A new report from Pan-Asian career lifecycle nonprofit Ascend Foundation has revealed that Silicon Valley executives lacks diversity.
The foundation’s study, “The Illusion of Asian Success,” was released Oct. 3. It details that, despite the efforts of Silicon Valley — home of many startups led by Indian Americans and other Asian nationalities — to improve diversity, not much has changed.
Ascend analyzed the leadership pipeline for San Francisco Bay Area technology companies through publicly available data covering 2007 through 2015.
All companies with 100-plus employees are required to file EEOC reports identifying workforce composition by job categories, race and gender, the news release noted. With that information, the study was able to include pipeline data aggregated from hundreds of companies, including Apple, Cisco, Facebook, Google, HP, Intel, Twitter and Yelp, among others.
Researchers found that diversity in technology leadership roles has generally stagnated over the last decade.
The study discovered that more so than gender, race was a more significant impediment to climbing the proverbial ladder to the top of a company. In this specific focus, Asian and Hispanic women were the most affected.
Notably, the study found that Asians are the least likely to be promoted to managerial or executive positions, in spite of being the largest minority group of professionals and the most likely to be hired in the area.

_____

EXERCISES TO COMPLETE.
A. Reproduce the report article's text word for word, everything from "Researchers found that" down to "the most affected.".
B. Pick up the article on the Silicon Valley diversity report after its last sentence and write the next part.

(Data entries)
_____

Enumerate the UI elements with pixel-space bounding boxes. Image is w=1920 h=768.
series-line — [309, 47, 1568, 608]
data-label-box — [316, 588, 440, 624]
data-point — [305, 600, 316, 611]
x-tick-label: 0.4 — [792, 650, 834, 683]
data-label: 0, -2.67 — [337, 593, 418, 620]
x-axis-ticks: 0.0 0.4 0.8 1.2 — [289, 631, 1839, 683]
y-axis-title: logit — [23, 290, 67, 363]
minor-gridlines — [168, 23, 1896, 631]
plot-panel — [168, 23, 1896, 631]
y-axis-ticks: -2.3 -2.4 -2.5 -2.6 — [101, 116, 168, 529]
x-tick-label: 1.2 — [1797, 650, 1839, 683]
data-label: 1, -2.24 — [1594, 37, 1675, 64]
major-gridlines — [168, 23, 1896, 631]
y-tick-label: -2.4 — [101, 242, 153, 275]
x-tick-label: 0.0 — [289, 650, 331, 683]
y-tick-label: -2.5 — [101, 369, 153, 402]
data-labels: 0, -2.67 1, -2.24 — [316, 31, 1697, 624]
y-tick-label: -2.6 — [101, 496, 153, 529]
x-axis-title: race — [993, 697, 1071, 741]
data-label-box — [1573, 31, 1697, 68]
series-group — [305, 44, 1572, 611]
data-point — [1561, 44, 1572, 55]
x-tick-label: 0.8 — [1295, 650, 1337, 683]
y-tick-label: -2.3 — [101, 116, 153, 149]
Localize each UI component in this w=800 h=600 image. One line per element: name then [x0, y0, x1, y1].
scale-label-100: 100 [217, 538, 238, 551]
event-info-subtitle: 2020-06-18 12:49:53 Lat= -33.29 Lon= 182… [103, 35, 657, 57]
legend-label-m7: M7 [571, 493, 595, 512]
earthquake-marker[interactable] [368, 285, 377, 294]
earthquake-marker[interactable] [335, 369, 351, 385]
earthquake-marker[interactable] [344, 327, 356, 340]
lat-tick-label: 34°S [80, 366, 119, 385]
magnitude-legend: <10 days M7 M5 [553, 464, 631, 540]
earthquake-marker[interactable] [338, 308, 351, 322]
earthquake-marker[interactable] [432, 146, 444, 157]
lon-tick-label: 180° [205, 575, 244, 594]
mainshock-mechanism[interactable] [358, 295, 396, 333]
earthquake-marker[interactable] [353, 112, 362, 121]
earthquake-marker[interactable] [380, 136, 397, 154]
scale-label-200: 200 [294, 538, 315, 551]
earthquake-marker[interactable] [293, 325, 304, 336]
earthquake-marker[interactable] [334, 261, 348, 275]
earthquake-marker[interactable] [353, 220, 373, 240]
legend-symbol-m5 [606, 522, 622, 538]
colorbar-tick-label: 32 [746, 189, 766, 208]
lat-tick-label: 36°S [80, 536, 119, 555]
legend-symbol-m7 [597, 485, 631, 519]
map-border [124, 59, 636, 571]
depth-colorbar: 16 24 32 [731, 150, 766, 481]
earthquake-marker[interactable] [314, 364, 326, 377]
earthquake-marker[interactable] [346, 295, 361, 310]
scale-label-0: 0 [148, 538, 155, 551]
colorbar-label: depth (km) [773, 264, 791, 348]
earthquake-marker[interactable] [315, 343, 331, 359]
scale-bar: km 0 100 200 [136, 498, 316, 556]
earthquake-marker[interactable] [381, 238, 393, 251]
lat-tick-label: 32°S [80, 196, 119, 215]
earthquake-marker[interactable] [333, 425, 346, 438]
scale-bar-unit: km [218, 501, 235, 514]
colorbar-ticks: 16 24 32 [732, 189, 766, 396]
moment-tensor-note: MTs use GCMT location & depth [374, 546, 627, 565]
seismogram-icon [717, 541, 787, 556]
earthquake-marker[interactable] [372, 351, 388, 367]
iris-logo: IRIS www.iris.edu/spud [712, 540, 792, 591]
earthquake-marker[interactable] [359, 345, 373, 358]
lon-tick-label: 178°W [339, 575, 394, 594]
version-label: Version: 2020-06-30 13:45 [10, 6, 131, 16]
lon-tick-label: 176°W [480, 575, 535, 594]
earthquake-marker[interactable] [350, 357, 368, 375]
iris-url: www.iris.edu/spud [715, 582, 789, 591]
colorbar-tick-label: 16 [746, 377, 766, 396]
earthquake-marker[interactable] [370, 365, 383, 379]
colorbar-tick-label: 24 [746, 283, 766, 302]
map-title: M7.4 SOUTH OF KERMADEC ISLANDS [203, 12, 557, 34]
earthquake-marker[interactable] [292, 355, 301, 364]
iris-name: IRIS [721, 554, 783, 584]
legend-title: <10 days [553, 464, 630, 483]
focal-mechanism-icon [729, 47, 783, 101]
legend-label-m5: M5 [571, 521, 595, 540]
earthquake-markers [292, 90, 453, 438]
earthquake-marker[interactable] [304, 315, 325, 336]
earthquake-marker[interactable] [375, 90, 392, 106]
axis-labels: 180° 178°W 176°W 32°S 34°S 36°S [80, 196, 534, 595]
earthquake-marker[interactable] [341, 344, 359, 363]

_____

REPLIES.
A.
Researchers found that diversity in technology leadership roles has generally stagnated over the last decade.
The study discovered that more so than gender, race was a more significant impediment to climbing the proverbial ladder to the top of a company. In this specific focus, Asian and Hispanic women were the most affected.

B.
In particular, Asian women are the least represented group as executives, at 66 percent underrepresentation, according to the findings.
In turn, Caucasian men and women are two times as likely as Asians to become executives, and hold almost three times the number of executive jobs, it said.
White men are leading the way for representation of executive level positions, with white women second, ahead of all other subsets – men and women of any race.
Blacks and Hispanics have declined in their percentage share of the professional workforce despite efforts to hire more underrepresented minorities, the report findings showed.
“When we used the Executive Parity Index to compare the numbers of minorities as executives to their numbers in the workforce, it was clear that that efforts to promote more Asians, blacks and Hispanics have made no meaningful impact to the minority glass ceiling,” said Buck Gee, a former vice president and general manager at Cisco Systems who is an Ascend executive adviser and a study co-author.
“That said, we saw progress made by white women, so we know tech companies can change,” Gee added. “Now it’s time to do the same for minority men and women.”
Dennis Peck, a former vice president at Cisco who now serves as an Ascend executive adviser and co-author of the study, said he hopes the findings helps companies make better efforts in hiring minorities in the future.
“Minority women continue to bump against a double-paned glass ceiling. The data show that a general focus on developing women leaders has not addressed the distinct challenges for Asian, black or Hispanic women,” Peck said. “This has been an unspoken truth in the minority community, and we hope that our report opens a long overdue dialogue. We encourage all companies to take a hard look at their minority pipeline and ask how they can do better.”
Anna Mok, executive vice president and national board member of Ascend, said the recruiting efforts are simply not enough.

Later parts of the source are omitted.